Dataset excerpts
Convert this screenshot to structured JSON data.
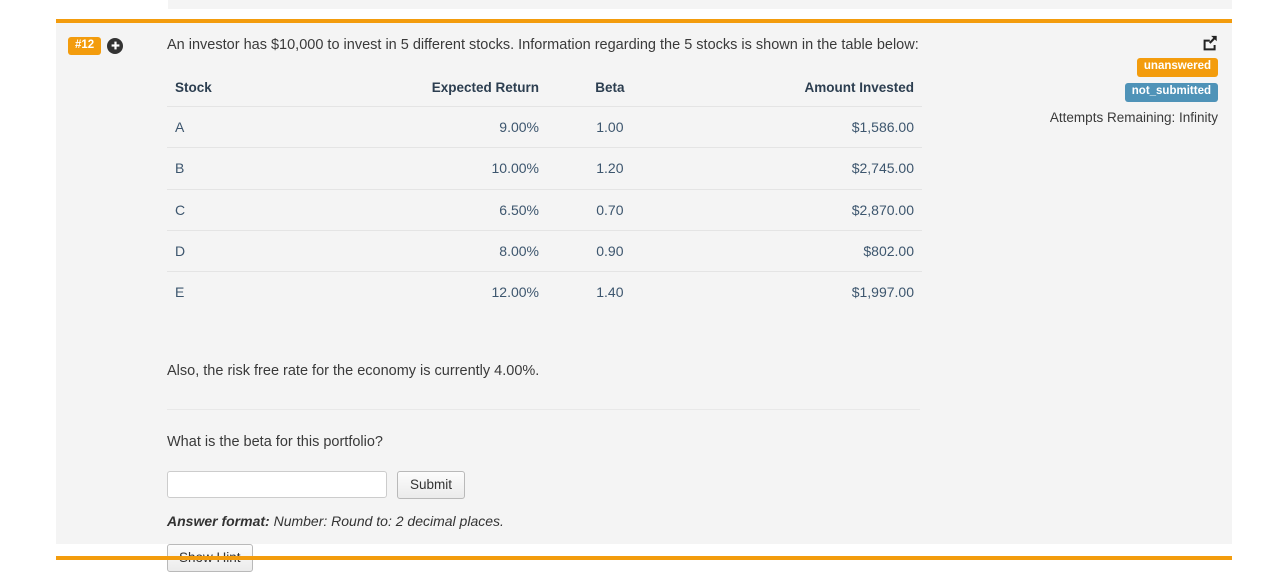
{
  "question": {
    "number_badge": "#12",
    "expand_icon": "plus-circle-icon",
    "intro": "An investor has $10,000 to invest in 5 different stocks. Information regarding the 5 stocks is shown in the table below:",
    "note": "Also, the risk free rate for the economy is currently 4.00%.",
    "prompt": "What is the beta for this portfolio?"
  },
  "table": {
    "headers": [
      "Stock",
      "Expected Return",
      "Beta",
      "Amount Invested"
    ],
    "rows": [
      {
        "stock": "A",
        "expected_return": "9.00%",
        "beta": "1.00",
        "amount_invested": "$1,586.00"
      },
      {
        "stock": "B",
        "expected_return": "10.00%",
        "beta": "1.20",
        "amount_invested": "$2,745.00"
      },
      {
        "stock": "C",
        "expected_return": "6.50%",
        "beta": "0.70",
        "amount_invested": "$2,870.00"
      },
      {
        "stock": "D",
        "expected_return": "8.00%",
        "beta": "0.90",
        "amount_invested": "$802.00"
      },
      {
        "stock": "E",
        "expected_return": "12.00%",
        "beta": "1.40",
        "amount_invested": "$1,997.00"
      }
    ]
  },
  "answer": {
    "input_value": "",
    "input_placeholder": "",
    "submit_label": "Submit",
    "format_label": "Answer format:",
    "format_text": " Number: Round to: 2 decimal places.",
    "hint_label": "Show Hint"
  },
  "status": {
    "share_icon": "share-external-icon",
    "answered_badge": "unanswered",
    "submitted_badge": "not_submitted",
    "attempts": "Attempts Remaining: Infinity"
  },
  "colors": {
    "accent_orange": "#f39c0d",
    "badge_blue": "#4f93b8",
    "panel_bg": "#f4f4f4",
    "text": "#3a3a3a"
  }
}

### Brief
State how many lines of the records above contain the word "this", giving only that number.

### Task response
2